### Page
And some of the associated problems

  • Control and cultural imperatives
  • User base FE, HE, post formal ed, LL
  • Trust and data quality (are the reviews ‘worthwhile’, could you allow updates to catalogue records? etc.)
  • Data longevity
  • Task support and workflow
  • Technical implementation problems
  • Cost (particularly search engine cost)
  • Hand-off in the context of national data security

Some really interesting discussion around data and control – how we should approach this.

Definite agreement we need to open up data and ‘give up’ control, but not complete agreement on a lot of other things (should we be aiming for aggregation or distribution of data? should there be a ‘UK HE’ search engine?). Lots of debate, that I hope someone else captured better than I have here (I was too busy actually debating to type!)

TILE – Deriving Context

TILE is brainstorming ways in which context can be derived:

  • My Studies – Modules from VLE or VRE
  • My ID
  • My Activity – LMS/VLE/etc. Click streams
  • My Feedback – bookmarks, reviews, ratings
  • My Parameters – e.g. Location, status (and also the idea that you could want to ‘override’ by changing some of the parameters – to get access to 2nd year reading lists when you are in the 1st year etc.)
  • My Interests

They also identified a couple that they are considering outside the initial scope

  • My Networks – e.g. Facebook
  • My Publications – Citation indexes etc.

Difficult to capture all the discussion but some points:

  • Context varies – your ‘facebook’ context could be very different to your ‘academic’ context
  • Context can feedback not just to the individual, but be used to drive information back to tutors (for example information about what students on their course are reading etc.)

Clearly there are privacy issues, but we can accept that context in the main can be derived from data aggregation – without dealing with individuals specific activity (except perhaps someones own personal usage data?)

We looked at a diagram suggesting a SUM for the aggregation of data that could be used to drive context across an institution – but I have to admit I didn’t quite get it – possibly I want to work at a level of detail that the SUM doesn’t go to?

It occurred to me as we discussed the issues, that we talked mainly about institutions not about users in terms of providing context. I need to think about this, but shouldn’t we be thinking about data portability, and how users carry their context with them? I need to think about this more.

TILE – an introduction to the e-framework

The next presentation is on the e-Framework – a brief introduction to what it is etc.

What is in the e-Framework?

### What to work on
From the notes on TILE, pull out the passage that begins at the words "Some really interesting" and stops after "1st year etc.)", copied word for word.

### Listed entries
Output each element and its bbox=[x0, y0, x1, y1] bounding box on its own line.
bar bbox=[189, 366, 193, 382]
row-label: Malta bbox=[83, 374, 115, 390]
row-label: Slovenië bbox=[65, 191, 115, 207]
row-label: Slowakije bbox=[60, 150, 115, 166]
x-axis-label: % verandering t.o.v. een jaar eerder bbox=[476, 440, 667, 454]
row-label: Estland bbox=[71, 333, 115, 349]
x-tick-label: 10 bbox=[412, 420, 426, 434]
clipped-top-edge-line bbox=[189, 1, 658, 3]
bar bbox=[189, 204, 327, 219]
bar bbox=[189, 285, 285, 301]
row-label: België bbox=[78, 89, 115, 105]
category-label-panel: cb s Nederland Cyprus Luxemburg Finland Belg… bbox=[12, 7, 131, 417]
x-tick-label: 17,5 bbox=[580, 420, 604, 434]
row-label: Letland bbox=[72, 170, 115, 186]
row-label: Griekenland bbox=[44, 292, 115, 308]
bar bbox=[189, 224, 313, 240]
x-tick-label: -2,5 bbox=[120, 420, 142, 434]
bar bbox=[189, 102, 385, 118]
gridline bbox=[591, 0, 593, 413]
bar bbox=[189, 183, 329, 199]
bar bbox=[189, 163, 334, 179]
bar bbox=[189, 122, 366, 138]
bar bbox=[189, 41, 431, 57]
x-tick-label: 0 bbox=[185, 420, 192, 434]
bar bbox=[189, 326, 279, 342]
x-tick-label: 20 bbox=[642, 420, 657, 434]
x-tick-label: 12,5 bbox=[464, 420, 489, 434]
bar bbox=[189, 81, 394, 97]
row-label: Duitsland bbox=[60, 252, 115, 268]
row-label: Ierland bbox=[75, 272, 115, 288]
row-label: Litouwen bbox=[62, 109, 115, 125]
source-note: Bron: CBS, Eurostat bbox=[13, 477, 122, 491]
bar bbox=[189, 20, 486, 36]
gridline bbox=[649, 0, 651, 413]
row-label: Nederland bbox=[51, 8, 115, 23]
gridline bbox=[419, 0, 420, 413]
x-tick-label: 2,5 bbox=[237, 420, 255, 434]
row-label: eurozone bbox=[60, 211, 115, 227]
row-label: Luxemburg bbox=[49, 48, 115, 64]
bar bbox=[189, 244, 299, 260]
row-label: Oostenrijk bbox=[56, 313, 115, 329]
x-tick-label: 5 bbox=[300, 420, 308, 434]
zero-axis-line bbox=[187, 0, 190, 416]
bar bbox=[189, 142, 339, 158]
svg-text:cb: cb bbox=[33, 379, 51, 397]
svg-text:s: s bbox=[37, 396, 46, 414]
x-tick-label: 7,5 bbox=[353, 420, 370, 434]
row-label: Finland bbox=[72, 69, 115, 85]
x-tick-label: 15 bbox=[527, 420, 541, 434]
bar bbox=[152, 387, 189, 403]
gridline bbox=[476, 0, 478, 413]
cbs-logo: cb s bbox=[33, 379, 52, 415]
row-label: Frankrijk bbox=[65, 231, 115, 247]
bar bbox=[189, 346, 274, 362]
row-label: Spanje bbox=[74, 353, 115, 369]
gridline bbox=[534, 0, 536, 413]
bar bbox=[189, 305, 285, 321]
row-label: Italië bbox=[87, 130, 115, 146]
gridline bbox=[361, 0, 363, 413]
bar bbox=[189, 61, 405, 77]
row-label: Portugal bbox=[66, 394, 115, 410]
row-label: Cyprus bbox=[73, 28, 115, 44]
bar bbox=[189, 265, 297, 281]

### Problem solution
Some really interesting discussion around data and control – how we should approach this.

Definite agreement we need to open up data and ‘give up’ control, but not complete agreement on a lot of other things (should we be aiming for aggregation or distribution of data? should there be a ‘UK HE’ search engine?). Lots of debate, that I hope someone else captured better than I have here (I was too busy actually debating to type!)

TILE – Deriving Context

TILE is brainstorming ways in which context can be derived:

  • My Studies – Modules from VLE or VRE
  • My ID
  • My Activity – LMS/VLE/etc. Click streams
  • My Feedback – bookmarks, reviews, ratings
  • My Parameters – e.g. Location, status (and also the idea that you could want to ‘override’ by changing some of the parameters – to get access to 2nd year reading lists when you are in the 1st year etc.)